▶ **What is expected**
Extract each line of the data and write it out again exactly.

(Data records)

— START —

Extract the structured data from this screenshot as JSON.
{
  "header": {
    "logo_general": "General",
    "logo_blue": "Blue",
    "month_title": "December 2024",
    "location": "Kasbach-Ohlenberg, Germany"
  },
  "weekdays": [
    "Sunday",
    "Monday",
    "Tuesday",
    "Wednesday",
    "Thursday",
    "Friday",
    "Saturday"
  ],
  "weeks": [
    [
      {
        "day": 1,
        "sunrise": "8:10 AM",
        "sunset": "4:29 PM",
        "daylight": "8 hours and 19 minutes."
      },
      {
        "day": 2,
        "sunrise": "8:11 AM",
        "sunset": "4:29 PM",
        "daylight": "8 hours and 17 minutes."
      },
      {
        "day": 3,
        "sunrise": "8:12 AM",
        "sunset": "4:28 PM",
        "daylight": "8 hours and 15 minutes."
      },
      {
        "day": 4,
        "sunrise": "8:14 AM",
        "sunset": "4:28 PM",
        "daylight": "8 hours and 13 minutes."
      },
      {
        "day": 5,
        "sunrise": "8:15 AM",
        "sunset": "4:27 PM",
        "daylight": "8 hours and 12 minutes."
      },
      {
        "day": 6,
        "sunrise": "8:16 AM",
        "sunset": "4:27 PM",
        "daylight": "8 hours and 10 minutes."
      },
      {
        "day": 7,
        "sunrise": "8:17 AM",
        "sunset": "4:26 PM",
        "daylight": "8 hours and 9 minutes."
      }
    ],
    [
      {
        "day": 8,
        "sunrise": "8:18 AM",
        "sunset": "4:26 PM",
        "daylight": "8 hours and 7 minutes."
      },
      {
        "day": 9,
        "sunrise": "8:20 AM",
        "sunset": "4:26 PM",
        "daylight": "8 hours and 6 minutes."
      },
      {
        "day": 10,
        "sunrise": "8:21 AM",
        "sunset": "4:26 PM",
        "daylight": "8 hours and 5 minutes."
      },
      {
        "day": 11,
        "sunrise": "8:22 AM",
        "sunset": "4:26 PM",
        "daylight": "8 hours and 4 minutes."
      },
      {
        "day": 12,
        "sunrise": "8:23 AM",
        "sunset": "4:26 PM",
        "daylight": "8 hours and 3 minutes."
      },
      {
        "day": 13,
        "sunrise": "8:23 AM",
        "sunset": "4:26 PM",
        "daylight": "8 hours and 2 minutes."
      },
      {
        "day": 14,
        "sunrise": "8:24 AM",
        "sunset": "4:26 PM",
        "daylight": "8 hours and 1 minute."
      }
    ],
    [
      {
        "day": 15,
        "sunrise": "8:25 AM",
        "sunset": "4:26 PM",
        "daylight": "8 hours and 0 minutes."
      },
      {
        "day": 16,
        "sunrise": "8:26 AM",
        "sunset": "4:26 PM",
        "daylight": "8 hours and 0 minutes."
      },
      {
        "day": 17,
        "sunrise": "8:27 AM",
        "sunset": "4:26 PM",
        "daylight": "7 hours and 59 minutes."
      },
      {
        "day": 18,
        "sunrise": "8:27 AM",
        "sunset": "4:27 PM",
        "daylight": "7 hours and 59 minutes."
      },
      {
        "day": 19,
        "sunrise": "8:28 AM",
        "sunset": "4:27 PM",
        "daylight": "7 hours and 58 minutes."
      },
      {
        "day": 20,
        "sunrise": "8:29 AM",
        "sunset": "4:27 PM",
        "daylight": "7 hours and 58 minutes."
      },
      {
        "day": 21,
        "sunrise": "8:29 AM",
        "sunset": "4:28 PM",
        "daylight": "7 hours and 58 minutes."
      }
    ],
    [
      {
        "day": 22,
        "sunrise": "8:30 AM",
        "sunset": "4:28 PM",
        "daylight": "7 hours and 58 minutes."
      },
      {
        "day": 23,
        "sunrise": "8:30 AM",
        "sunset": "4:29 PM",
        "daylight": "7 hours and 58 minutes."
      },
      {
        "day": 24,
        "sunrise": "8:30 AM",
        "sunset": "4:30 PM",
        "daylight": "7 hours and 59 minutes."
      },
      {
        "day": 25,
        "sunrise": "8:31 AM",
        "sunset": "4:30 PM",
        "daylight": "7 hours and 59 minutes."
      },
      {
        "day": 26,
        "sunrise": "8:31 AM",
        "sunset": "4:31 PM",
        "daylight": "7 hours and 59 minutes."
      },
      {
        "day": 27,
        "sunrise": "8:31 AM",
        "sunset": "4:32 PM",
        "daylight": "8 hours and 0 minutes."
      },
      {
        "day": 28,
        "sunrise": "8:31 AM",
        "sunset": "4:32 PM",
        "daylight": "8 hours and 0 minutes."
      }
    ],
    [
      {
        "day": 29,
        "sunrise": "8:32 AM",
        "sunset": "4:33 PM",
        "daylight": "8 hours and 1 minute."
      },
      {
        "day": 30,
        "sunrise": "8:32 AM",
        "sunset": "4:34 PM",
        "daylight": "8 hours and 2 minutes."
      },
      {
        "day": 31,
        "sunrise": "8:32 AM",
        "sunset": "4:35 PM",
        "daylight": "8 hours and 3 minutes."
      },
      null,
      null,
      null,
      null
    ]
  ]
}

— END —

▶ **Result of the task**
Extract the structured data from this screenshot as JSON.
{
  "header": {
    "logo_general": "General",
    "logo_blue": "Blue",
    "month_title": "December 2024",
    "location": "Kasbach-Ohlenberg, Germany"
  },
  "weekdays": [
    "Sunday",
    "Monday",
    "Tuesday",
    "Wednesday",
    "Thursday",
    "Friday",
    "Saturday"
  ],
  "weeks": [
    [
      {
        "day": 1,
        "sunrise": "8:10 AM",
        "sunset": "4:29 PM",
        "daylight": "8 hours and 19 minutes."
      },
      {
        "day": 2,
        "sunrise": "8:11 AM",
        "sunset": "4:29 PM",
        "daylight": "8 hours and 17 minutes."
      },
      {
        "day": 3,
        "sunrise": "8:12 AM",
        "sunset": "4:28 PM",
        "daylight": "8 hours and 15 minutes."
      },
      {
        "day": 4,
        "sunrise": "8:14 AM",
        "sunset": "4:28 PM",
        "daylight": "8 hours and 13 minutes."
      },
      {
        "day": 5,
        "sunrise": "8:15 AM",
        "sunset": "4:27 PM",
        "daylight": "8 hours and 12 minutes."
      },
      {
        "day": 6,
        "sunrise": "8:16 AM",
        "sunset": "4:27 PM",
        "daylight": "8 hours and 10 minutes."
      },
      {
        "day": 7,
        "sunrise": "8:17 AM",
        "sunset": "4:26 PM",
        "daylight": "8 hours and 9 minutes."
      }
    ],
    [
      {
        "day": 8,
        "sunrise": "8:18 AM",
        "sunset": "4:26 PM",
        "daylight": "8 hours and 7 minutes."
      },
      {
        "day": 9,
        "sunrise": "8:20 AM",
        "sunset": "4:26 PM",
        "daylight": "8 hours and 6 minutes."
      },
      {
        "day": 10,
        "sunrise": "8:21 AM",
        "sunset": "4:26 PM",
        "daylight": "8 hours and 5 minutes."
      },
      {
        "day": 11,
        "sunrise": "8:22 AM",
        "sunset": "4:26 PM",
        "daylight": "8 hours and 4 minutes."
      },
      {
        "day": 12,
        "sunrise": "8:23 AM",
        "sunset": "4:26 PM",
        "daylight": "8 hours and 3 minutes."
      },
      {
        "day": 13,
        "sunrise": "8:23 AM",
        "sunset": "4:26 PM",
        "daylight": "8 hours and 2 minutes."
      },
      {
        "day": 14,
        "sunrise": "8:24 AM",
        "sunset": "4:26 PM",
        "daylight": "8 hours and 1 minute."
      }
    ],
    [
      {
        "day": 15,
        "sunrise": "8:25 AM",
        "sunset": "4:26 PM",
        "daylight": "8 hours and 0 minutes."
      },
      {
        "day": 16,
        "sunrise": "8:26 AM",
        "sunset": "4:26 PM",
        "daylight": "8 hours and 0 minutes."
      },
      {
        "day": 17,
        "sunrise": "8:27 AM",
        "sunset": "4:26 PM",
        "daylight": "7 hours and 59 minutes."
      },
      {
        "day": 18,
        "sunrise": "8:27 AM",
        "sunset": "4:27 PM",
        "daylight": "7 hours and 59 minutes."
      },
      {
        "day": 19,
        "sunrise": "8:28 AM",
        "sunset": "4:27 PM",
        "daylight": "7 hours and 58 minutes."
      },
      {
        "day": 20,
        "sunrise": "8:29 AM",
        "sunset": "4:27 PM",
        "daylight": "7 hours and 58 minutes."
      },
      {
        "day": 21,
        "sunrise": "8:29 AM",
        "sunset": "4:28 PM",
        "daylight": "7 hours and 58 minutes."
      }
    ],
    [
      {
        "day": 22,
        "sunrise": "8:30 AM",
        "sunset": "4:28 PM",
        "daylight": "7 hours and 58 minutes."
      },
      {
        "day": 23,
        "sunrise": "8:30 AM",
        "sunset": "4:29 PM",
        "daylight": "7 hours and 58 minutes."
      },
      {
        "day": 24,
        "sunrise": "8:30 AM",
        "sunset": "4:30 PM",
        "daylight": "7 hours and 59 minutes."
      },
      {
        "day": 25,
        "sunrise": "8:31 AM",
        "sunset": "4:30 PM",
        "daylight": "7 hours and 59 minutes."
      },
      {
        "day": 26,
        "sunrise": "8:31 AM",
        "sunset": "4:31 PM",
        "daylight": "7 hours and 59 minutes."
      },
      {
        "day": 27,
        "sunrise": "8:31 AM",
        "sunset": "4:32 PM",
        "daylight": "8 hours and 0 minutes."
      },
      {
        "day": 28,
        "sunrise": "8:31 AM",
        "sunset": "4:32 PM",
        "daylight": "8 hours and 0 minutes."
      }
    ],
    [
      {
        "day": 29,
        "sunrise": "8:32 AM",
        "sunset": "4:33 PM",
        "daylight": "8 hours and 1 minute."
      },
      {
        "day": 30,
        "sunrise": "8:32 AM",
        "sunset": "4:34 PM",
        "daylight": "8 hours and 2 minutes."
      },
      {
        "day": 31,
        "sunrise": "8:32 AM",
        "sunset": "4:35 PM",
        "daylight": "8 hours and 3 minutes."
      },
      null,
      null,
      null,
      null
    ]
  ]
}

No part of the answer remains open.